— Start of Listed entries —

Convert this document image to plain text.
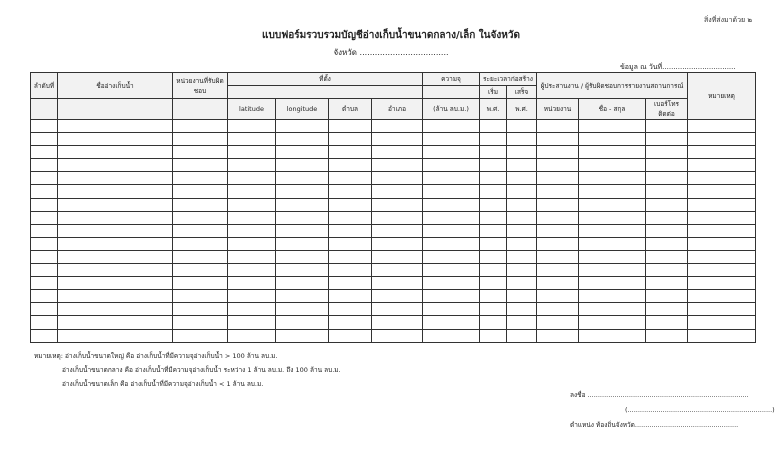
สิ่งที่ส่งมาด้วย ๒
แบบฟอร์มรวบรวมบัญชีอ่างเก็บน้ำขนาดกลาง/เล็ก ในจังหวัด
จังหวัด ...................................
ข้อมูล ณ วันที่.................................
ลำดับที่	ชื่ออ่างเก็บน้ำ	หน่วยงานที่รับผิดชอบ	ที่ตั้ง				ความจุ	ระยะเวลาก่อสร้าง		ผู้ประสานงาน / ผู้รับผิดชอบการรายงานสถานการณ์			หมายเหตุ
								เริ่ม	เสร็จ				
			latitude	longitude	ตำบล	อำเภอ	(ล้าน ลบ.ม.)	พ.ศ.	พ.ศ.	หน่วยงาน	ชื่อ - สกุล	เบอร์โทรติดต่อ	

หมายเหตุ: อ่างเก็บน้ำขนาดใหญ่ คือ อ่างเก็บน้ำที่มีความจุอ่างเก็บน้ำ > 100 ล้าน ลบ.ม.
อ่างเก็บน้ำขนาดกลาง คือ อ่างเก็บน้ำที่มีความจุอ่างเก็บน้ำ ระหว่าง 1 ล้าน ลบ.ม. ถึง 100 ล้าน ลบ.ม.
อ่างเก็บน้ำขนาดเล็ก คือ อ่างเก็บน้ำที่มีความจุอ่างเก็บน้ำ < 1 ล้าน ลบ.ม.
ลงชื่อ ..............................................................................
(......................................................................)
ตำแหน่ง ท้องถิ่นจังหวัด..................................................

— End of Listed entries —

» Task requirements
Lines holding the word "ำขนาดกลาง" in the entries above are the ones to pull out. Copy them all.

» Result for this exercise
แบบฟอร์มรวบรวมบัญชีอ่างเก็บน้ำขนาดกลาง/เล็ก ในจังหวัด
อ่างเก็บน้ำขนาดกลาง คือ อ่างเก็บน้ำที่มีความจุอ่างเก็บน้ำ ระหว่าง 1 ล้าน ลบ.ม. ถึง 100 ล้าน ลบ.ม.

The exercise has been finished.